A run of records:
····················

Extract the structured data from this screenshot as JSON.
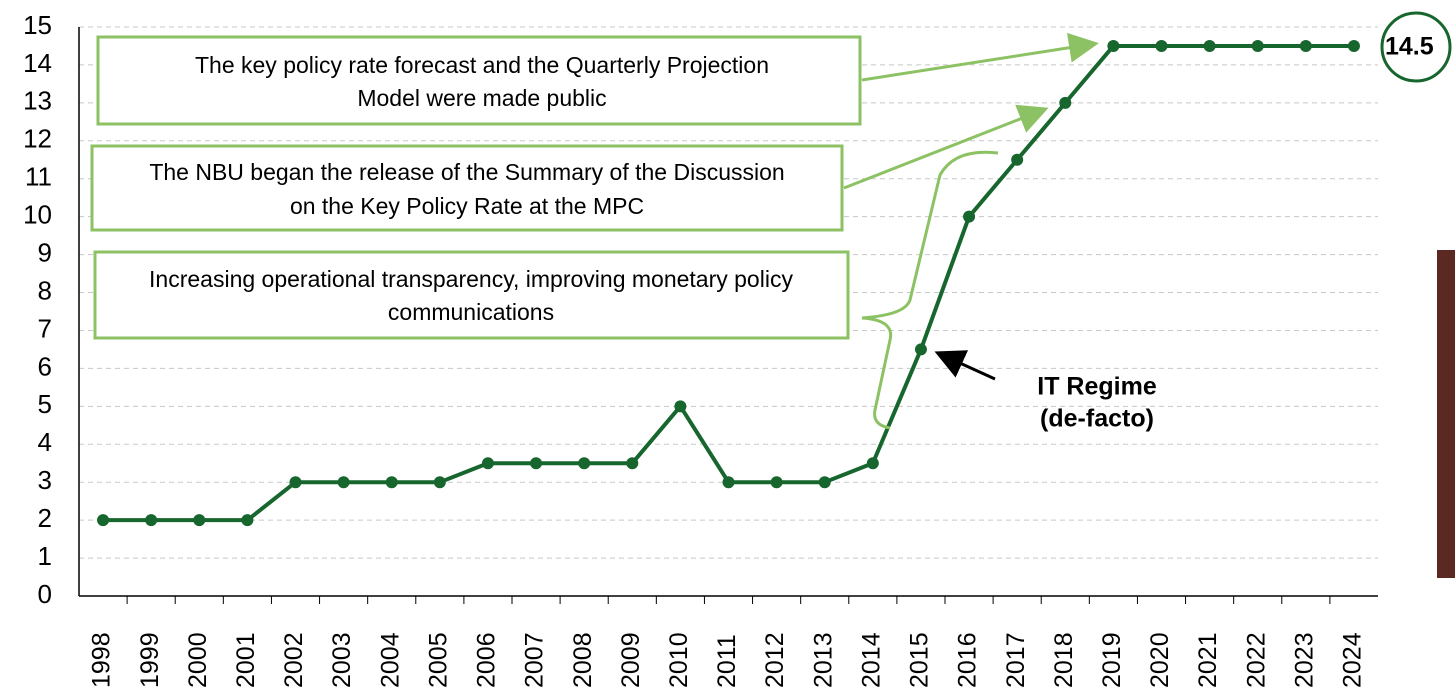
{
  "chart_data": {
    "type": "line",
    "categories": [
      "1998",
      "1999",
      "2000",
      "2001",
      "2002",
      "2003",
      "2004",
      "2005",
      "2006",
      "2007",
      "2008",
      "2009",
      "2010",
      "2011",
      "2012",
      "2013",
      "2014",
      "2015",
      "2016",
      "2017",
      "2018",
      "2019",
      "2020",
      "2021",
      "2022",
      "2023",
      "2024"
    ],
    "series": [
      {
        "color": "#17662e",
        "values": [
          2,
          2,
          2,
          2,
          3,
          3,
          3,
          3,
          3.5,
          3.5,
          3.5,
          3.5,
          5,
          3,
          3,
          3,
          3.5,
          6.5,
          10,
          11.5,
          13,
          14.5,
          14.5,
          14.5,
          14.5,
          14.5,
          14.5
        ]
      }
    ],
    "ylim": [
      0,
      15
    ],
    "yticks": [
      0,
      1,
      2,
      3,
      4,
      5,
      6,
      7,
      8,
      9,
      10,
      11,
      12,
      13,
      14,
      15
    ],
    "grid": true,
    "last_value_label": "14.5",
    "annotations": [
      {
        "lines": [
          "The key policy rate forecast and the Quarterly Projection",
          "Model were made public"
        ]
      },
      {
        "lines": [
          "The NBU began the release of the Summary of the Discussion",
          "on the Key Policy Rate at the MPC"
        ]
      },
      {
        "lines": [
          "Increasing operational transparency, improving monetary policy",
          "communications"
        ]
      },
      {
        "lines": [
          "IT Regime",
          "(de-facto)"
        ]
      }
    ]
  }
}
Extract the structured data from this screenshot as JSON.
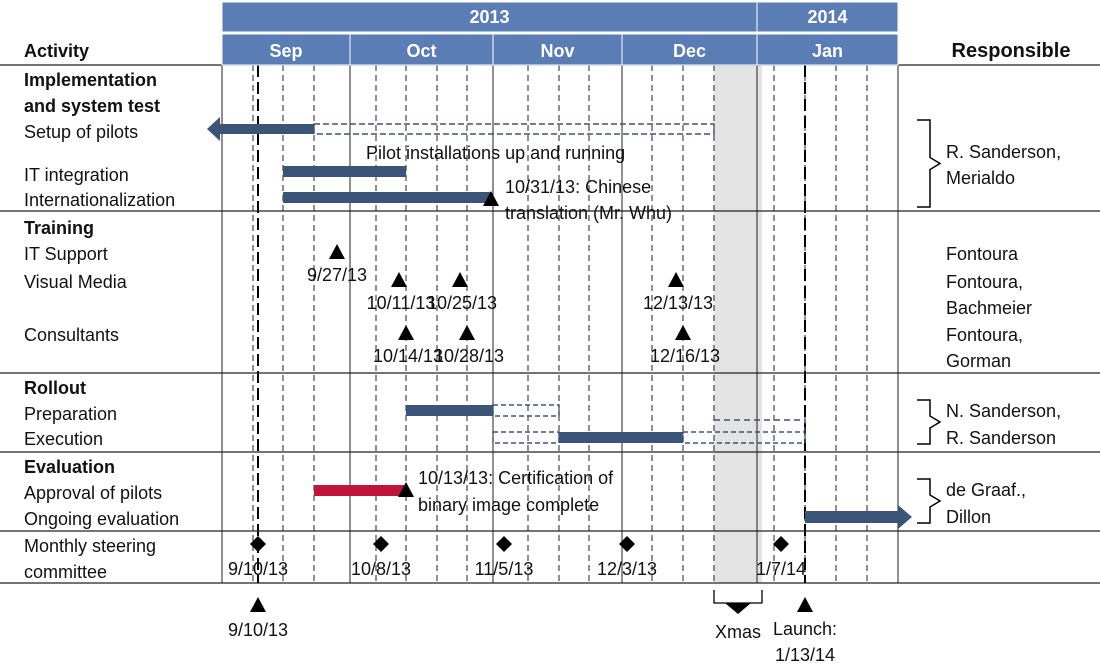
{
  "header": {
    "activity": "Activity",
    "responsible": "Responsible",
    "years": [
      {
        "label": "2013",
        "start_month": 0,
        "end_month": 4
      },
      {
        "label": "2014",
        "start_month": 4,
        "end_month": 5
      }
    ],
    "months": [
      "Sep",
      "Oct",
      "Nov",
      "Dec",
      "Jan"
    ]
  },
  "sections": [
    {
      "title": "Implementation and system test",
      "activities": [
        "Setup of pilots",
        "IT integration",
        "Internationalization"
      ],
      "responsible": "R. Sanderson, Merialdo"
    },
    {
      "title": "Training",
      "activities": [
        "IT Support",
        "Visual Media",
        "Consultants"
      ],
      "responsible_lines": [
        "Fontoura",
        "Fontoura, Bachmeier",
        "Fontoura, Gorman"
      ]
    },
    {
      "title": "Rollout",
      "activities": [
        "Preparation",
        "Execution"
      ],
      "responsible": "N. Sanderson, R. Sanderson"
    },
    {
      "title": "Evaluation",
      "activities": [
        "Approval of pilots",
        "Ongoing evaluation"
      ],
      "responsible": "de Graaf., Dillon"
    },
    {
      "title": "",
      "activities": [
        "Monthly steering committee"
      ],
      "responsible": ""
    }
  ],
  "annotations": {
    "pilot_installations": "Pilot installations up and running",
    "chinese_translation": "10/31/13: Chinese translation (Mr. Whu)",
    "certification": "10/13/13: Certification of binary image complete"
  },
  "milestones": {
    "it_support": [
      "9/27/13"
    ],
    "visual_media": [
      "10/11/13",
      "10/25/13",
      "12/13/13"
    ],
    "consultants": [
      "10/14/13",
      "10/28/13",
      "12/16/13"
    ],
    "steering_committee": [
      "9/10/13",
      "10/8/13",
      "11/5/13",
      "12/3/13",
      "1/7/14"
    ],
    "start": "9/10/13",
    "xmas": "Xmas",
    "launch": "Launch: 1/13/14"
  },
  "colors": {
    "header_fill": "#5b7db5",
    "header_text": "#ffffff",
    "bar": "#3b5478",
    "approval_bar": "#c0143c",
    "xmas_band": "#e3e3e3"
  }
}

····················

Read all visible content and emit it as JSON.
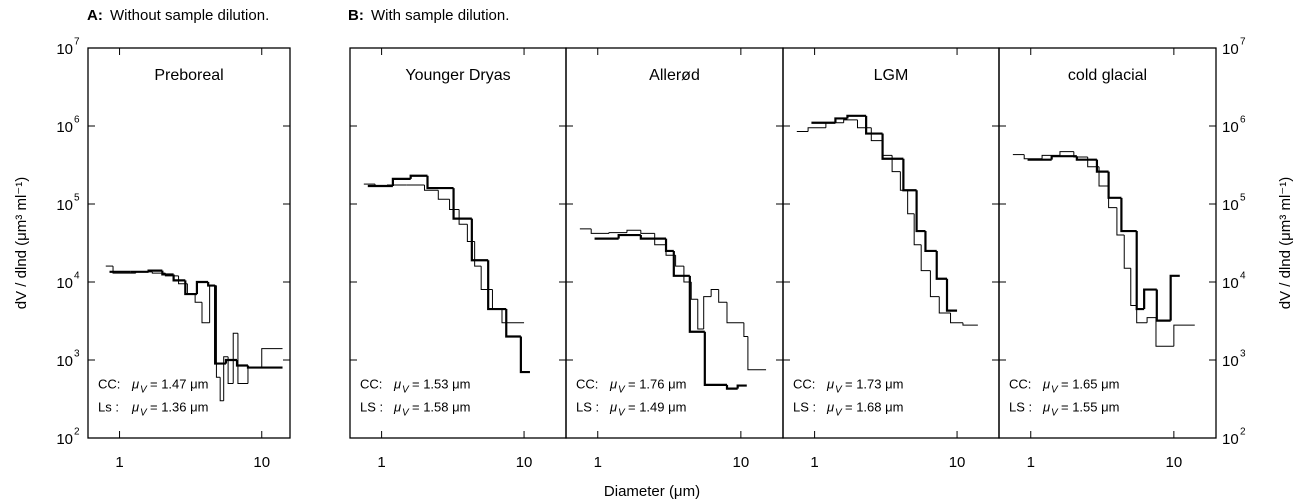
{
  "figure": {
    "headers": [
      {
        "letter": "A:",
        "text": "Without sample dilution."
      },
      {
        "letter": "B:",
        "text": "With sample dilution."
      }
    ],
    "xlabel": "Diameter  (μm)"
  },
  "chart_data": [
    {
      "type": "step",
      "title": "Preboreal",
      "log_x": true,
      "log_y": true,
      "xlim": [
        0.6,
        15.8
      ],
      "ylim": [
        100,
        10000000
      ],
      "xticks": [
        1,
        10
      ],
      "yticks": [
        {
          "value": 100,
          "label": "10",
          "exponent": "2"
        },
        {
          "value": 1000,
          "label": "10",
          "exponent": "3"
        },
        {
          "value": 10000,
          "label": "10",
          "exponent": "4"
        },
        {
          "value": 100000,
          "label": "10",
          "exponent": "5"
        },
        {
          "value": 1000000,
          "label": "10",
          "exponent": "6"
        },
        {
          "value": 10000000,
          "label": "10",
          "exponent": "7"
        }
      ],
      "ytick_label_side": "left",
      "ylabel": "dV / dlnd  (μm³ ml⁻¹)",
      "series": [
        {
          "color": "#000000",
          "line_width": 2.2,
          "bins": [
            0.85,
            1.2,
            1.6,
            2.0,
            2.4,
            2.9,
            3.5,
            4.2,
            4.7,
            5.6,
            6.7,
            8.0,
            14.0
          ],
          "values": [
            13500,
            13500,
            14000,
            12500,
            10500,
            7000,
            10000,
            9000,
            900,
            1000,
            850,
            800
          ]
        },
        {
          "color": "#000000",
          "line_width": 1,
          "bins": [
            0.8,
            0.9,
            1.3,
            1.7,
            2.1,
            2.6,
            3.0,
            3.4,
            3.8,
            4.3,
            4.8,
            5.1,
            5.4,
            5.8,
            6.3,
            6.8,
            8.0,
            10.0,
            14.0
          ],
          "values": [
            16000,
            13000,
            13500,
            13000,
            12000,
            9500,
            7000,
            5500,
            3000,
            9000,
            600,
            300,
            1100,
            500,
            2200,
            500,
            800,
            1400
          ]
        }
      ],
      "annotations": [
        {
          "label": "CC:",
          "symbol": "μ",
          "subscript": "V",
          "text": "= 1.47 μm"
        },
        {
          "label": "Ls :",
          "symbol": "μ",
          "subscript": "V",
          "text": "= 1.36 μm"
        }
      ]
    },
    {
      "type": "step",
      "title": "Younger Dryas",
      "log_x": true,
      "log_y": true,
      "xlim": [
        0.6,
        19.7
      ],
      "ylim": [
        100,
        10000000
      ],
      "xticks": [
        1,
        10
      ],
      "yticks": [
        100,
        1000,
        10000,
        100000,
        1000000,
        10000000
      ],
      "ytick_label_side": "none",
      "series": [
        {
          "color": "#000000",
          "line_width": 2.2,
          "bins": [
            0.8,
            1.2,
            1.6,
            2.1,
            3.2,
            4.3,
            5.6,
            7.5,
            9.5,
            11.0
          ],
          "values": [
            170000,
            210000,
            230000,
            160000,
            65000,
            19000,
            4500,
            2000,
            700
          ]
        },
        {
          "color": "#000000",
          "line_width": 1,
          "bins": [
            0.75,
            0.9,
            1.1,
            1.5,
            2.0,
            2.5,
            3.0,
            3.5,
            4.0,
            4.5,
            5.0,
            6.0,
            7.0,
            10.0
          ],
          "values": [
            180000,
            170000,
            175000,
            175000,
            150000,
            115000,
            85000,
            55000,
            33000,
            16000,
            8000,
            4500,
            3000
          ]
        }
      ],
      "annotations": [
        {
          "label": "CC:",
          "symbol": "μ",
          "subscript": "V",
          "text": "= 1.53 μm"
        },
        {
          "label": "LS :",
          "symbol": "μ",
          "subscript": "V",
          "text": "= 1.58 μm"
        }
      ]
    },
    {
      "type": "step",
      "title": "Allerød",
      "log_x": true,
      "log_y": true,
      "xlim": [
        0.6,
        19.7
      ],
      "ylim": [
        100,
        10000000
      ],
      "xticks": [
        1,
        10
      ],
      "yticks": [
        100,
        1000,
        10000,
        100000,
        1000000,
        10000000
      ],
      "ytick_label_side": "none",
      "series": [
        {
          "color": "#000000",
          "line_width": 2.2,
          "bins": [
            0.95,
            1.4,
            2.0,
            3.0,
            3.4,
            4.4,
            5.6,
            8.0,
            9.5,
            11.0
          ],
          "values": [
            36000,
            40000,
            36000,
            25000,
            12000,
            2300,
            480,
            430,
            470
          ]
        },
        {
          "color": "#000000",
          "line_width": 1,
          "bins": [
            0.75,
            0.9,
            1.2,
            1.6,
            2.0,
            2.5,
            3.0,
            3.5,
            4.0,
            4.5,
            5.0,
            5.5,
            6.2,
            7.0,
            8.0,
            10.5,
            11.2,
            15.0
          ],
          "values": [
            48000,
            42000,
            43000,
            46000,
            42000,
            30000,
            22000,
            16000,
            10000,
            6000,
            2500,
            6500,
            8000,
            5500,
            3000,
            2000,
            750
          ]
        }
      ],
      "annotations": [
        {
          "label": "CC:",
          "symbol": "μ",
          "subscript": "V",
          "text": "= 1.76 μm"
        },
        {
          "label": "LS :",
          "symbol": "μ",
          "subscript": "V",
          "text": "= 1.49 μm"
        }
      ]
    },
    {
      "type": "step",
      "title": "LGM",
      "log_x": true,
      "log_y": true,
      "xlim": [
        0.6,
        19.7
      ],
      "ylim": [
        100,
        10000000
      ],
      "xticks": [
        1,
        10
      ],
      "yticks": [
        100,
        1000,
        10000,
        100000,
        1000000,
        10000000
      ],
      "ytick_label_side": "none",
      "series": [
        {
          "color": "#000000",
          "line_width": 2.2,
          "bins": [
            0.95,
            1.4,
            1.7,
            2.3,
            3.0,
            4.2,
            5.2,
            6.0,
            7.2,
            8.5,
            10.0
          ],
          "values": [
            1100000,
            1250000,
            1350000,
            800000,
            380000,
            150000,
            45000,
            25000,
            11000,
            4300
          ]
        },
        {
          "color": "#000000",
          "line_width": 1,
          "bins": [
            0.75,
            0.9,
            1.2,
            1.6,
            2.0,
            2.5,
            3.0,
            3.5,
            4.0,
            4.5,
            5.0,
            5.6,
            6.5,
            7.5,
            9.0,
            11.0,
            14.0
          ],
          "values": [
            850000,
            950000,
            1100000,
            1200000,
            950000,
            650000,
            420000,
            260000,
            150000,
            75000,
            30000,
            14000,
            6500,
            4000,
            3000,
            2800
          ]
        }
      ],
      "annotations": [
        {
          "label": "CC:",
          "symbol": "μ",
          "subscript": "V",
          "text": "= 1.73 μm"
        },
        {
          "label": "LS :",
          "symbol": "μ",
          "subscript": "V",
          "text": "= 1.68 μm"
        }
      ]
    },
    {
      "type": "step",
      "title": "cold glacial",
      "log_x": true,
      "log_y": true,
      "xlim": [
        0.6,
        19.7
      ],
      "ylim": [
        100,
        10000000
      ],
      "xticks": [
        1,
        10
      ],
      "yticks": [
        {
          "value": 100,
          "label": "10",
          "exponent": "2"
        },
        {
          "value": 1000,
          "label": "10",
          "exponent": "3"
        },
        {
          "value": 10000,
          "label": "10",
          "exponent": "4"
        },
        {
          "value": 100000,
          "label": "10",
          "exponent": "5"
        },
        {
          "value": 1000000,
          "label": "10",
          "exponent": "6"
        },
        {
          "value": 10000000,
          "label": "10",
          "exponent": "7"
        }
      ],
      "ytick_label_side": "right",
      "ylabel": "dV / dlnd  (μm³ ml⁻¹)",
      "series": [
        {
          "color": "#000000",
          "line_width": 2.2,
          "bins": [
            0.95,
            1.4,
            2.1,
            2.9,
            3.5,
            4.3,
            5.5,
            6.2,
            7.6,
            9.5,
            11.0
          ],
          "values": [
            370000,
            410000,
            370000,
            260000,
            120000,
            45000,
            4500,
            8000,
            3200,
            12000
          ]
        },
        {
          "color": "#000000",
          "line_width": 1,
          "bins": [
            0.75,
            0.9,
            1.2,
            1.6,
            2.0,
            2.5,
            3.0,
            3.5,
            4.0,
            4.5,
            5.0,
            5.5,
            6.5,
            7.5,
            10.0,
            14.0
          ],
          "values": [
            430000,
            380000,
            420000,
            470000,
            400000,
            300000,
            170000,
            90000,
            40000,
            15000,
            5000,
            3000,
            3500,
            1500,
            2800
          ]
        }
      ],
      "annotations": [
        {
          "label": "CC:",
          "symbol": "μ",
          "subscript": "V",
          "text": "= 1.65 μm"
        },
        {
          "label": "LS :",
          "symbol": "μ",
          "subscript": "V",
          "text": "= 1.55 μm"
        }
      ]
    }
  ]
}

····················

Going through the entries above, report how many lines include the string "sample". The number alone is the answer.

2